▶ Task directions
List each line holding the string "text".

(Extracts from a graphics dataset)
****

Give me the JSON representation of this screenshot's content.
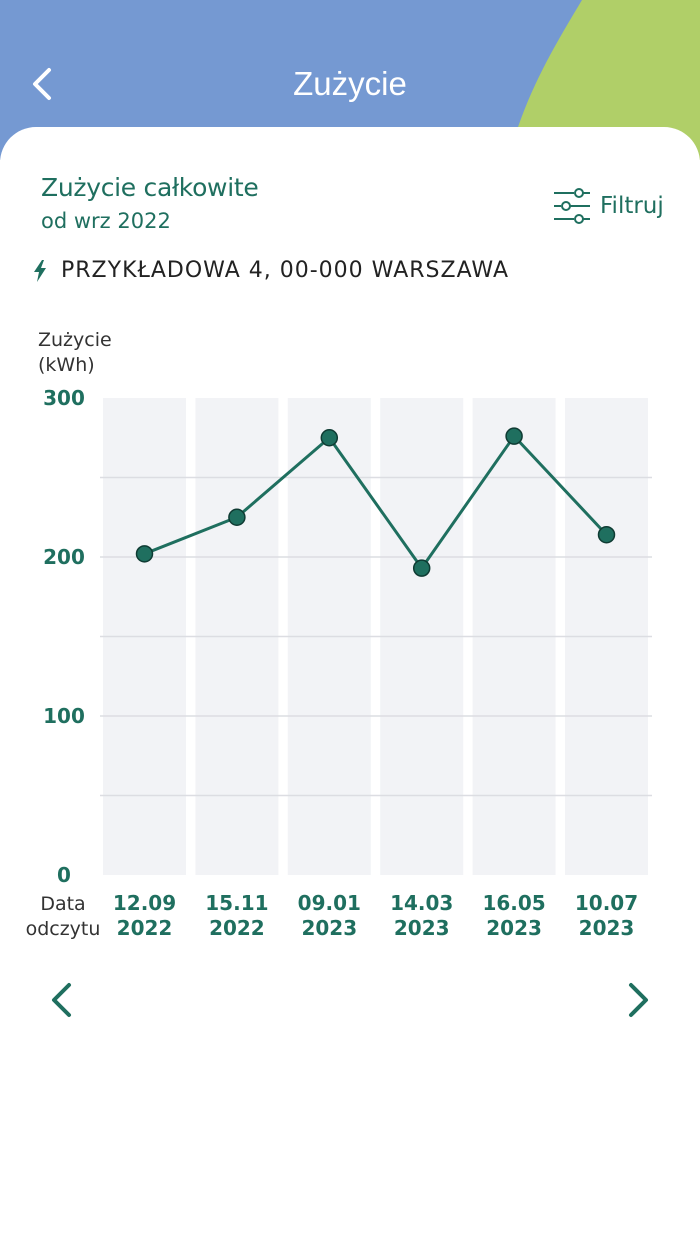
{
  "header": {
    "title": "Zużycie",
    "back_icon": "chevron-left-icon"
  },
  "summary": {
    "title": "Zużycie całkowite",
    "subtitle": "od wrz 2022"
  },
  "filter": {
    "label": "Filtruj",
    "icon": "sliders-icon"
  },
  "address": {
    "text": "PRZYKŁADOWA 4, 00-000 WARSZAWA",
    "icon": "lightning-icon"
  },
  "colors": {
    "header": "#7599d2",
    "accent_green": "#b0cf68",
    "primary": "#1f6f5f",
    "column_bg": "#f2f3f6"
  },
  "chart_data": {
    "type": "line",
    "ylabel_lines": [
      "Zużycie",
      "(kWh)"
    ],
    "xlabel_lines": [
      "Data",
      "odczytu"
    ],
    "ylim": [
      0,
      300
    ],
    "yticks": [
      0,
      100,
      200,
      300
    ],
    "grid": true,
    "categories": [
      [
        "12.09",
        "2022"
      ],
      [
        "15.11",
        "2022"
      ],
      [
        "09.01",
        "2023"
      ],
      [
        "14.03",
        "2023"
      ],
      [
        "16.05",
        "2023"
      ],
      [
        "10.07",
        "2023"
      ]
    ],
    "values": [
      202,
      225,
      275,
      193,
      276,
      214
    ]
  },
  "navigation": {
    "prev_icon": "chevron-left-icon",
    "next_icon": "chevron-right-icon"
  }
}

****

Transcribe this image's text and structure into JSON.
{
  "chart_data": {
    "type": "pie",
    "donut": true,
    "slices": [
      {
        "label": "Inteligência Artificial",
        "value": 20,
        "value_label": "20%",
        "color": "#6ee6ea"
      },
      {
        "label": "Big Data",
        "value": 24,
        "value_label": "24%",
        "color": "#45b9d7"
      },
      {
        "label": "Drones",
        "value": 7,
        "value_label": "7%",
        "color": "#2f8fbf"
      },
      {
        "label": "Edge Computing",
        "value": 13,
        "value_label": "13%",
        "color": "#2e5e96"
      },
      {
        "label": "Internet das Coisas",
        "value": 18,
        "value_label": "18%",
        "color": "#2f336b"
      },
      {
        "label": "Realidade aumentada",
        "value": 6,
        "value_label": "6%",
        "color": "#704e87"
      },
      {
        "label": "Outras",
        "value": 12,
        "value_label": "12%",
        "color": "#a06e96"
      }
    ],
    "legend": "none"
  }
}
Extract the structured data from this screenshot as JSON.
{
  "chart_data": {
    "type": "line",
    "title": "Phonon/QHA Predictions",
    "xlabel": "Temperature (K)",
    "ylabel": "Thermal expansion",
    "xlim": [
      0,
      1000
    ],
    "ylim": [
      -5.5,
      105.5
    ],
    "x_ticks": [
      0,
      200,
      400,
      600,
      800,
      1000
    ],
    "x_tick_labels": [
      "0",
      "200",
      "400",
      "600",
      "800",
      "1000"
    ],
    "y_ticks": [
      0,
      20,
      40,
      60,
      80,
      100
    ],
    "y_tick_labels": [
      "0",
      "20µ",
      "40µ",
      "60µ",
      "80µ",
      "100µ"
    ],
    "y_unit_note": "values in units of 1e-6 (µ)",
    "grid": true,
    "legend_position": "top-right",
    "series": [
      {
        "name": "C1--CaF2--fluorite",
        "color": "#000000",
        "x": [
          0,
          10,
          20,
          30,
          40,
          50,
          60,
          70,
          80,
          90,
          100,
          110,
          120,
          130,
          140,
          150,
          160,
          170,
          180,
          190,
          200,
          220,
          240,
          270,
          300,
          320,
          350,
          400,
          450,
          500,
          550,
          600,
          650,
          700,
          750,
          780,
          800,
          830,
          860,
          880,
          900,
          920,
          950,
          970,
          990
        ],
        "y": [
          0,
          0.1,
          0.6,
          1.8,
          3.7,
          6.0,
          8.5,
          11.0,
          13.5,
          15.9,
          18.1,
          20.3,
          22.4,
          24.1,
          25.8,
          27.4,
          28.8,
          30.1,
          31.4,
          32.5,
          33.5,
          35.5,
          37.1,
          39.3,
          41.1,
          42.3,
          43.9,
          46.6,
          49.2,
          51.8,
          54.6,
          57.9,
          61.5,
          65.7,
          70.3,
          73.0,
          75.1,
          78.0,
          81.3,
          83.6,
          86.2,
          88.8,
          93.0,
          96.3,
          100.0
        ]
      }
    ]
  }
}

****

▶ Output of the task
    "text": "PRZYKŁADOWA 4, 00-000 WARSZAWA",
Transcribe this image's text and structure into JSON.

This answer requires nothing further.